* What is asked: Wherever a line holds the string "maliyeti", copy that line.

==== Dataset entries

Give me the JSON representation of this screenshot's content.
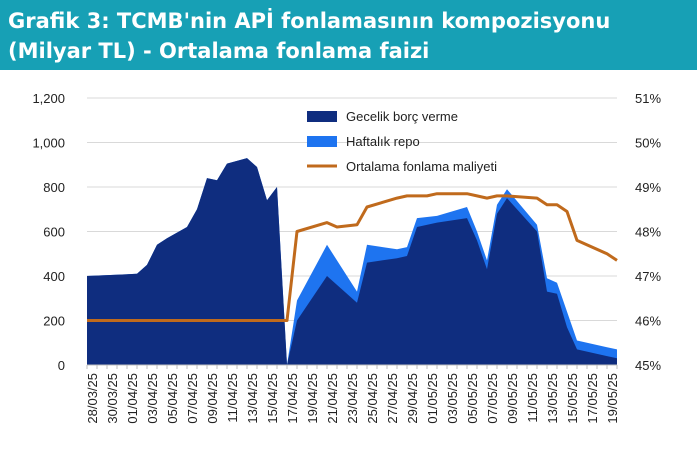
{
  "header": {
    "title_line1": "Grafik 3: TCMB'nin APİ fonlamasının kompozisyonu",
    "title_line2": "(Milyar TL) - Ortalama fonlama faizi",
    "background_color": "#17a0b5"
  },
  "chart_data": {
    "type": "area",
    "title": "Grafik 3: TCMB'nin APİ fonlamasının kompozisyonu (Milyar TL) - Ortalama fonlama faizi",
    "x_tick_labels": [
      "28/03/25",
      "30/03/25",
      "01/04/25",
      "03/04/25",
      "05/04/25",
      "07/04/25",
      "09/04/25",
      "11/04/25",
      "13/04/25",
      "15/04/25",
      "17/04/25",
      "19/04/25",
      "21/04/25",
      "23/04/25",
      "25/04/25",
      "27/04/25",
      "29/04/25",
      "01/05/25",
      "03/05/25",
      "05/05/25",
      "07/05/25",
      "09/05/25",
      "11/05/25",
      "13/05/25",
      "15/05/25",
      "17/05/25",
      "19/05/25"
    ],
    "x_start": "2025-03-28",
    "x_end": "2025-05-20",
    "ylim_left": [
      0,
      1200
    ],
    "yticks_left": [
      "0",
      "200",
      "400",
      "600",
      "800",
      "1,000",
      "1,200"
    ],
    "ylim_right": [
      45,
      51
    ],
    "yticks_right": [
      "45%",
      "46%",
      "47%",
      "48%",
      "49%",
      "50%",
      "51%"
    ],
    "legend": {
      "position": "top-center",
      "entries": [
        "Gecelik borç verme",
        "Haftalık repo",
        "Ortalama fonlama maliyeti"
      ]
    },
    "colors": {
      "gecelik": "#0f2d7f",
      "haftalik": "#1e74f0",
      "ortalama": "#c06a1c"
    },
    "series": [
      {
        "name": "Gecelik borç verme",
        "type": "area",
        "x": [
          "2025-03-28",
          "2025-04-02",
          "2025-04-03",
          "2025-04-04",
          "2025-04-05",
          "2025-04-07",
          "2025-04-08",
          "2025-04-09",
          "2025-04-10",
          "2025-04-11",
          "2025-04-13",
          "2025-04-14",
          "2025-04-15",
          "2025-04-16",
          "2025-04-17",
          "2025-04-18",
          "2025-04-21",
          "2025-04-24",
          "2025-04-25",
          "2025-04-28",
          "2025-04-29",
          "2025-04-30",
          "2025-05-02",
          "2025-05-05",
          "2025-05-06",
          "2025-05-07",
          "2025-05-08",
          "2025-05-09",
          "2025-05-12",
          "2025-05-13",
          "2025-05-14",
          "2025-05-15",
          "2025-05-16",
          "2025-05-19",
          "2025-05-20"
        ],
        "values": [
          400,
          410,
          450,
          540,
          570,
          620,
          700,
          840,
          830,
          905,
          930,
          890,
          740,
          800,
          0,
          200,
          400,
          280,
          460,
          480,
          490,
          620,
          640,
          660,
          560,
          430,
          680,
          750,
          600,
          330,
          320,
          170,
          70,
          40,
          30
        ]
      },
      {
        "name": "Haftalık repo",
        "type": "area",
        "x": [
          "2025-03-28",
          "2025-04-02",
          "2025-04-03",
          "2025-04-04",
          "2025-04-05",
          "2025-04-07",
          "2025-04-08",
          "2025-04-09",
          "2025-04-10",
          "2025-04-11",
          "2025-04-13",
          "2025-04-14",
          "2025-04-15",
          "2025-04-16",
          "2025-04-17",
          "2025-04-18",
          "2025-04-21",
          "2025-04-24",
          "2025-04-25",
          "2025-04-28",
          "2025-04-29",
          "2025-04-30",
          "2025-05-02",
          "2025-05-05",
          "2025-05-06",
          "2025-05-07",
          "2025-05-08",
          "2025-05-09",
          "2025-05-12",
          "2025-05-13",
          "2025-05-14",
          "2025-05-15",
          "2025-05-16",
          "2025-05-19",
          "2025-05-20"
        ],
        "values": [
          0,
          0,
          0,
          0,
          0,
          0,
          0,
          0,
          0,
          0,
          0,
          0,
          0,
          0,
          0,
          90,
          140,
          50,
          80,
          40,
          40,
          40,
          30,
          50,
          40,
          40,
          40,
          40,
          30,
          60,
          50,
          70,
          40,
          40,
          40
        ]
      },
      {
        "name": "Ortalama fonlama maliyeti",
        "type": "line",
        "axis": "right",
        "x": [
          "2025-03-28",
          "2025-04-17",
          "2025-04-18",
          "2025-04-21",
          "2025-04-22",
          "2025-04-24",
          "2025-04-25",
          "2025-04-28",
          "2025-04-29",
          "2025-04-30",
          "2025-05-01",
          "2025-05-02",
          "2025-05-05",
          "2025-05-06",
          "2025-05-07",
          "2025-05-08",
          "2025-05-09",
          "2025-05-12",
          "2025-05-13",
          "2025-05-14",
          "2025-05-15",
          "2025-05-16",
          "2025-05-19",
          "2025-05-20"
        ],
        "values": [
          46.0,
          46.0,
          48.0,
          48.2,
          48.1,
          48.15,
          48.55,
          48.75,
          48.8,
          48.8,
          48.8,
          48.85,
          48.85,
          48.8,
          48.75,
          48.8,
          48.8,
          48.75,
          48.6,
          48.6,
          48.45,
          47.8,
          47.5,
          47.35
        ]
      }
    ]
  }
}
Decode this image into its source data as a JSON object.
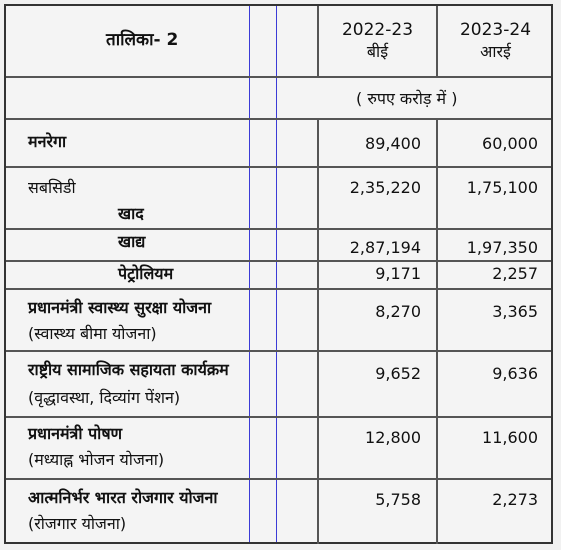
{
  "header": {
    "title": "तालिका- 2",
    "col1_year": "2022-23",
    "col1_type": "बीई",
    "col2_year": "2023-24",
    "col2_type": "आरई",
    "unit": "( रुपए करोड़ में )"
  },
  "rows": [
    {
      "label": "मनरेगा",
      "sub": "",
      "v1": "89,400",
      "v2": "60,000"
    },
    {
      "label": "सबसिडी",
      "sub": "खाद",
      "v1": "2,35,220",
      "v2": "1,75,100"
    },
    {
      "label": "खाद्य",
      "sub": "",
      "v1": "2,87,194",
      "v2": "1,97,350"
    },
    {
      "label": "पेट्रोलियम",
      "sub": "",
      "v1": "9,171",
      "v2": "2,257"
    },
    {
      "label": "प्रधानमंत्री स्वास्थ्य सुरक्षा योजना",
      "sub": "(स्वास्थ्य बीमा योजना)",
      "v1": "8,270",
      "v2": "3,365"
    },
    {
      "label": "राष्ट्रीय सामाजिक सहायता कार्यक्रम",
      "sub": "(वृद्धावस्था, दिव्यांग पेंशन)",
      "v1": "9,652",
      "v2": "9,636"
    },
    {
      "label": "प्रधानमंत्री पोषण",
      "sub": "(मध्याह्न भोजन योजना)",
      "v1": "12,800",
      "v2": "11,600"
    },
    {
      "label": "आत्मनिर्भर भारत रोजगार योजना",
      "sub": "(रोजगार योजना)",
      "v1": "5,758",
      "v2": "2,273"
    }
  ]
}
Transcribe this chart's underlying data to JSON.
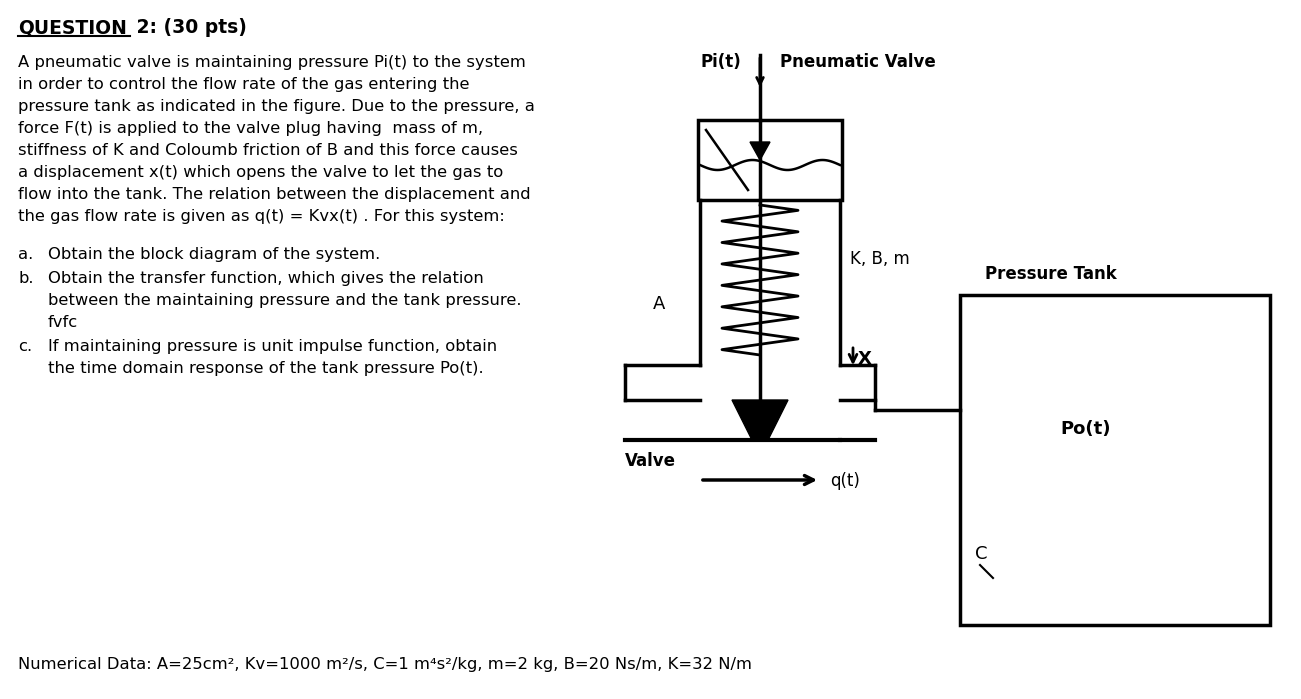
{
  "bg_color": "#ffffff",
  "title_bold": "QUESTION",
  "title_rest": " 2: (30 pts)",
  "body_text_lines": [
    "A pneumatic valve is maintaining pressure Pi(t) to the system",
    "in order to control the flow rate of the gas entering the",
    "pressure tank as indicated in the figure. Due to the pressure, a",
    "force F(t) is applied to the valve plug having  mass of m,",
    "stiffness of K and Coloumb friction of B and this force causes",
    "a displacement x(t) which opens the valve to let the gas to",
    "flow into the tank. The relation between the displacement and",
    "the gas flow rate is given as q(t) = Kvx(t) . For this system:"
  ],
  "list_a_label": "a.",
  "list_a_text": "Obtain the block diagram of the system.",
  "list_b_label": "b.",
  "list_b_line1": "Obtain the transfer function, which gives the relation",
  "list_b_line2": "between the maintaining pressure and the tank pressure.",
  "list_b_line3": "fvfc",
  "list_c_label": "c.",
  "list_c_line1": "If maintaining pressure is unit impulse function, obtain",
  "list_c_line2": "the time domain response of the tank pressure Po(t).",
  "numerical_data": "Numerical Data: A=25cm², Kv=1000 m²/s, C=1 m⁴s²/kg, m=2 kg, B=20 Ns/m, K=32 N/m",
  "lbl_Pi_t": "Pi(t)",
  "lbl_pneumatic_valve": "Pneumatic Valve",
  "lbl_K_B_m": "K, B, m",
  "lbl_pressure_tank": "Pressure Tank",
  "lbl_A": "A",
  "lbl_X": "X",
  "lbl_valve": "Valve",
  "lbl_q_t": "q(t)",
  "lbl_Po_t": "Po(t)",
  "lbl_C": "C"
}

========

* Task response:
        "Ortalama fonlama maliyeti"
        "name": "Ortalama fonlama maliyeti",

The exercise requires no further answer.